- **Brief**:
Give back the entire listing verbatim.

- **Exercise inputs**:
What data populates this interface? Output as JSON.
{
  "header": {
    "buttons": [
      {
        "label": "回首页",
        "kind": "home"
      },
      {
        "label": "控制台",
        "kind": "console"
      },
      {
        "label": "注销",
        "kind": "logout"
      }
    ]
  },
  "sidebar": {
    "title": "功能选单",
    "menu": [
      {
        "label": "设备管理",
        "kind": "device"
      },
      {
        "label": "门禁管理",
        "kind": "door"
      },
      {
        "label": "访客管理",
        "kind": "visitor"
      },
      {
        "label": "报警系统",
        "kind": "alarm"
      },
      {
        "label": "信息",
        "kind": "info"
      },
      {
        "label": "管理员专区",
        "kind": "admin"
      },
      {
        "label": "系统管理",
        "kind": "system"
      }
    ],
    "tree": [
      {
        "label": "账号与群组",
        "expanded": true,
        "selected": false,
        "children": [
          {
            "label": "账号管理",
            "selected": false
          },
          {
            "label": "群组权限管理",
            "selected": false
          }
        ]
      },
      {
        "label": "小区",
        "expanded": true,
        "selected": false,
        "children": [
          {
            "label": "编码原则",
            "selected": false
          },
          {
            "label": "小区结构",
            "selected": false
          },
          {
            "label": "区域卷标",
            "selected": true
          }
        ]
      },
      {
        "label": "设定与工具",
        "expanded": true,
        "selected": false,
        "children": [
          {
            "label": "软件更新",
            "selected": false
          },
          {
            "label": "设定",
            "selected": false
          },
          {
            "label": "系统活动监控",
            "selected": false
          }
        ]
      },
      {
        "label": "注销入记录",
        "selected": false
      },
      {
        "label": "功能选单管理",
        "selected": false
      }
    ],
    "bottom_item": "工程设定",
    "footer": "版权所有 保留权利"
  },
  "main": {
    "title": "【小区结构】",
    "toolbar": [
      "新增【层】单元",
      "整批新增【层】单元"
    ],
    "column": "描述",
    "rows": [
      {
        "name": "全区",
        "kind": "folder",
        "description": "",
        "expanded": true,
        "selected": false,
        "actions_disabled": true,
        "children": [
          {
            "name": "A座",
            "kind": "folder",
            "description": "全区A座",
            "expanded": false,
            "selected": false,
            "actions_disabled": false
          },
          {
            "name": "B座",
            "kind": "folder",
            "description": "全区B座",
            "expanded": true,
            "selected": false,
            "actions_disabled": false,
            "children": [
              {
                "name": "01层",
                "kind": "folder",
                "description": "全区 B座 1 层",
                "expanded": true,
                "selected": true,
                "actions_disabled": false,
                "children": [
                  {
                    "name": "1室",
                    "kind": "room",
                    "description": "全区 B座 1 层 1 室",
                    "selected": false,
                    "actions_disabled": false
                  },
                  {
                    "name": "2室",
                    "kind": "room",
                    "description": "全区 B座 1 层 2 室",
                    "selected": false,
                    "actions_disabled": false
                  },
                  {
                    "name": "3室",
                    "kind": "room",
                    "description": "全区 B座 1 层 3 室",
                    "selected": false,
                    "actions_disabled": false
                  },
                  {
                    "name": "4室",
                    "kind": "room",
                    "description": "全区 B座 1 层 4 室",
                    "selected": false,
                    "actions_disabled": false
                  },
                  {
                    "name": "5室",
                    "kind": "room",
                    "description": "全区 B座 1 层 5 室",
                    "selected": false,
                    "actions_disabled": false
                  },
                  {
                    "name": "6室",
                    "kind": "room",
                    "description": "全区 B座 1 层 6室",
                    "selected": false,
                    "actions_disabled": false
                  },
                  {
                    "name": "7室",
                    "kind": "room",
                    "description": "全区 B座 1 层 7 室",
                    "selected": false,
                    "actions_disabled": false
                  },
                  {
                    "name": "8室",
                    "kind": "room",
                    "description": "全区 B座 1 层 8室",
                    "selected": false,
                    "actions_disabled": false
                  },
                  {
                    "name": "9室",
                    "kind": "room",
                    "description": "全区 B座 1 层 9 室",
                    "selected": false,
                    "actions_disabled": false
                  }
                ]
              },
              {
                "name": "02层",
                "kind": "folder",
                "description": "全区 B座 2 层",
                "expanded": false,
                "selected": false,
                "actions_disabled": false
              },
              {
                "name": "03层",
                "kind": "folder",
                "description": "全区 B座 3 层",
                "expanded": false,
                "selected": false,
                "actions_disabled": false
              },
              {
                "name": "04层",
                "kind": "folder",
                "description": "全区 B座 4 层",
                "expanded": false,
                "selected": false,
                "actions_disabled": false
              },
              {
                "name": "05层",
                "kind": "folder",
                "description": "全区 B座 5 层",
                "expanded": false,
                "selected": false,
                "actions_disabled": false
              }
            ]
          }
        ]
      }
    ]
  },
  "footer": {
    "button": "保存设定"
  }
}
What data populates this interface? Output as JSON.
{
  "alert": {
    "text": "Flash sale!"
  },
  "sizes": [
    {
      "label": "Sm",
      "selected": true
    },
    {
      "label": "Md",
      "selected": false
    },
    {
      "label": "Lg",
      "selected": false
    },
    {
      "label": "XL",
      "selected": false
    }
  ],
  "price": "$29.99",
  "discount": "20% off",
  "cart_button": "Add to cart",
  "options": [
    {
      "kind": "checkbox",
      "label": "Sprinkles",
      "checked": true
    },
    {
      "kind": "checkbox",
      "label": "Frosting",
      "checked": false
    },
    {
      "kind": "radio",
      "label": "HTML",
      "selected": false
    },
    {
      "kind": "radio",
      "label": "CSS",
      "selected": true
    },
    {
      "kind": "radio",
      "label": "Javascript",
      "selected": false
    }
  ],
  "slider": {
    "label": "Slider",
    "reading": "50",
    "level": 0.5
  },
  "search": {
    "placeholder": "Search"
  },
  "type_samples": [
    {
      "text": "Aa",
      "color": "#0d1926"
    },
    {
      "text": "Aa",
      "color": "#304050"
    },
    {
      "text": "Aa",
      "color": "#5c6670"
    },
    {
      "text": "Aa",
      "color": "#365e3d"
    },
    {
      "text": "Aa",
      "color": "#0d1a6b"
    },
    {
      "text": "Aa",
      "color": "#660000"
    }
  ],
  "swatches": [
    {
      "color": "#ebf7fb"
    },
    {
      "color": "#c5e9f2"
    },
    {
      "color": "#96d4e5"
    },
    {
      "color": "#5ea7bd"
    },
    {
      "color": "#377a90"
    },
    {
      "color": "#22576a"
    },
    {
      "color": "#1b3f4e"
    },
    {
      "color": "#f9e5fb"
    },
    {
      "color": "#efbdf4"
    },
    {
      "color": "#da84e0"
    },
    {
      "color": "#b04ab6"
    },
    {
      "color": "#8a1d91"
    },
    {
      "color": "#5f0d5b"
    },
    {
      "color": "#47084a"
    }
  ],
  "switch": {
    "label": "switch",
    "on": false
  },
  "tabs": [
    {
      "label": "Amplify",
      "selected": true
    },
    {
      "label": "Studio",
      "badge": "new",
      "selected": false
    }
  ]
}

- **Solved exercise**:
What data populates this interface? Output as JSON.
{
  "header": {
    "buttons": [
      {
        "label": "回首页",
        "kind": "home"
      },
      {
        "label": "控制台",
        "kind": "console"
      },
      {
        "label": "注销",
        "kind": "logout"
      }
    ]
  },
  "sidebar": {
    "title": "功能选单",
    "menu": [
      {
        "label": "设备管理",
        "kind": "device"
      },
      {
        "label": "门禁管理",
        "kind": "door"
      },
      {
        "label": "访客管理",
        "kind": "visitor"
      },
      {
        "label": "报警系统",
        "kind": "alarm"
      },
      {
        "label": "信息",
        "kind": "info"
      },
      {
        "label": "管理员专区",
        "kind": "admin"
      },
      {
        "label": "系统管理",
        "kind": "system"
      }
    ],
    "tree": [
      {
        "label": "账号与群组",
        "expanded": true,
        "selected": false,
        "children": [
          {
            "label": "账号管理",
            "selected": false
          },
          {
            "label": "群组权限管理",
            "selected": false
          }
        ]
      },
      {
        "label": "小区",
        "expanded": true,
        "selected": false,
        "children": [
          {
            "label": "编码原则",
            "selected": false
          },
          {
            "label": "小区结构",
            "selected": false
          },
          {
            "label": "区域卷标",
            "selected": true
          }
        ]
      },
      {
        "label": "设定与工具",
        "expanded": true,
        "selected": false,
        "children": [
          {
            "label": "软件更新",
            "selected": false
          },
          {
            "label": "设定",
            "selected": false
          },
          {
            "label": "系统活动监控",
            "selected": false
          }
        ]
      },
      {
        "label": "注销入记录",
        "selected": false
      },
      {
        "label": "功能选单管理",
        "selected": false
      }
    ],
    "bottom_item": "工程设定",
    "footer": "版权所有 保留权利"
  },
  "main": {
    "title": "【小区结构】",
    "toolbar": [
      "新增【层】单元",
      "整批新增【层】单元"
    ],
    "column": "描述",
    "rows": [
      {
        "name": "全区",
        "kind": "folder",
        "description": "",
        "expanded": true,
        "selected": false,
        "actions_disabled": true,
        "children": [
          {
            "name": "A座",
            "kind": "folder",
            "description": "全区A座",
            "expanded": false,
            "selected": false,
            "actions_disabled": false
          },
          {
            "name": "B座",
            "kind": "folder",
            "description": "全区B座",
            "expanded": true,
            "selected": false,
            "actions_disabled": false,
            "children": [
              {
                "name": "01层",
                "kind": "folder",
                "description": "全区 B座 1 层",
                "expanded": true,
                "selected": true,
                "actions_disabled": false,
                "children": [
                  {
                    "name": "1室",
                    "kind": "room",
                    "description": "全区 B座 1 层 1 室",
                    "selected": false,
                    "actions_disabled": false
                  },
                  {
                    "name": "2室",
                    "kind": "room",
                    "description": "全区 B座 1 层 2 室",
                    "selected": false,
                    "actions_disabled": false
                  },
                  {
                    "name": "3室",
                    "kind": "room",
                    "description": "全区 B座 1 层 3 室",
                    "selected": false,
                    "actions_disabled": false
                  },
                  {
                    "name": "4室",
                    "kind": "room",
                    "description": "全区 B座 1 层 4 室",
                    "selected": false,
                    "actions_disabled": false
                  },
                  {
                    "name": "5室",
                    "kind": "room",
                    "description": "全区 B座 1 层 5 室",
                    "selected": false,
                    "actions_disabled": false
                  },
                  {
                    "name": "6室",
                    "kind": "room",
                    "description": "全区 B座 1 层 6室",
                    "selected": false,
                    "actions_disabled": false
                  },
                  {
                    "name": "7室",
                    "kind": "room",
                    "description": "全区 B座 1 层 7 室",
                    "selected": false,
                    "actions_disabled": false
                  },
                  {
                    "name": "8室",
                    "kind": "room",
                    "description": "全区 B座 1 层 8室",
                    "selected": false,
                    "actions_disabled": false
                  },
                  {
                    "name": "9室",
                    "kind": "room",
                    "description": "全区 B座 1 层 9 室",
                    "selected": false,
                    "actions_disabled": false
                  }
                ]
              },
              {
                "name": "02层",
                "kind": "folder",
                "description": "全区 B座 2 层",
                "expanded": false,
                "selected": false,
                "actions_disabled": false
              },
              {
                "name": "03层",
                "kind": "folder",
                "description": "全区 B座 3 层",
                "expanded": false,
                "selected": false,
                "actions_disabled": false
              },
              {
                "name": "04层",
                "kind": "folder",
                "description": "全区 B座 4 层",
                "expanded": false,
                "selected": false,
                "actions_disabled": false
              },
              {
                "name": "05层",
                "kind": "folder",
                "description": "全区 B座 5 层",
                "expanded": false,
                "selected": false,
                "actions_disabled": false
              }
            ]
          }
        ]
      }
    ]
  },
  "footer": {
    "button": "保存设定"
  }
}
What data populates this interface? Output as JSON.
{
  "alert": {
    "text": "Flash sale!"
  },
  "sizes": [
    {
      "label": "Sm",
      "selected": true
    },
    {
      "label": "Md",
      "selected": false
    },
    {
      "label": "Lg",
      "selected": false
    },
    {
      "label": "XL",
      "selected": false
    }
  ],
  "price": "$29.99",
  "discount": "20% off",
  "cart_button": "Add to cart",
  "options": [
    {
      "kind": "checkbox",
      "label": "Sprinkles",
      "checked": true
    },
    {
      "kind": "checkbox",
      "label": "Frosting",
      "checked": false
    },
    {
      "kind": "radio",
      "label": "HTML",
      "selected": false
    },
    {
      "kind": "radio",
      "label": "CSS",
      "selected": true
    },
    {
      "kind": "radio",
      "label": "Javascript",
      "selected": false
    }
  ],
  "slider": {
    "label": "Slider",
    "reading": "50",
    "level": 0.5
  },
  "search": {
    "placeholder": "Search"
  },
  "type_samples": [
    {
      "text": "Aa",
      "color": "#0d1926"
    },
    {
      "text": "Aa",
      "color": "#304050"
    },
    {
      "text": "Aa",
      "color": "#5c6670"
    },
    {
      "text": "Aa",
      "color": "#365e3d"
    },
    {
      "text": "Aa",
      "color": "#0d1a6b"
    },
    {
      "text": "Aa",
      "color": "#660000"
    }
  ],
  "swatches": [
    {
      "color": "#ebf7fb"
    },
    {
      "color": "#c5e9f2"
    },
    {
      "color": "#96d4e5"
    },
    {
      "color": "#5ea7bd"
    },
    {
      "color": "#377a90"
    },
    {
      "color": "#22576a"
    },
    {
      "color": "#1b3f4e"
    },
    {
      "color": "#f9e5fb"
    },
    {
      "color": "#efbdf4"
    },
    {
      "color": "#da84e0"
    },
    {
      "color": "#b04ab6"
    },
    {
      "color": "#8a1d91"
    },
    {
      "color": "#5f0d5b"
    },
    {
      "color": "#47084a"
    }
  ],
  "switch": {
    "label": "switch",
    "on": false
  },
  "tabs": [
    {
      "label": "Amplify",
      "selected": true
    },
    {
      "label": "Studio",
      "badge": "new",
      "selected": false
    }
  ]
}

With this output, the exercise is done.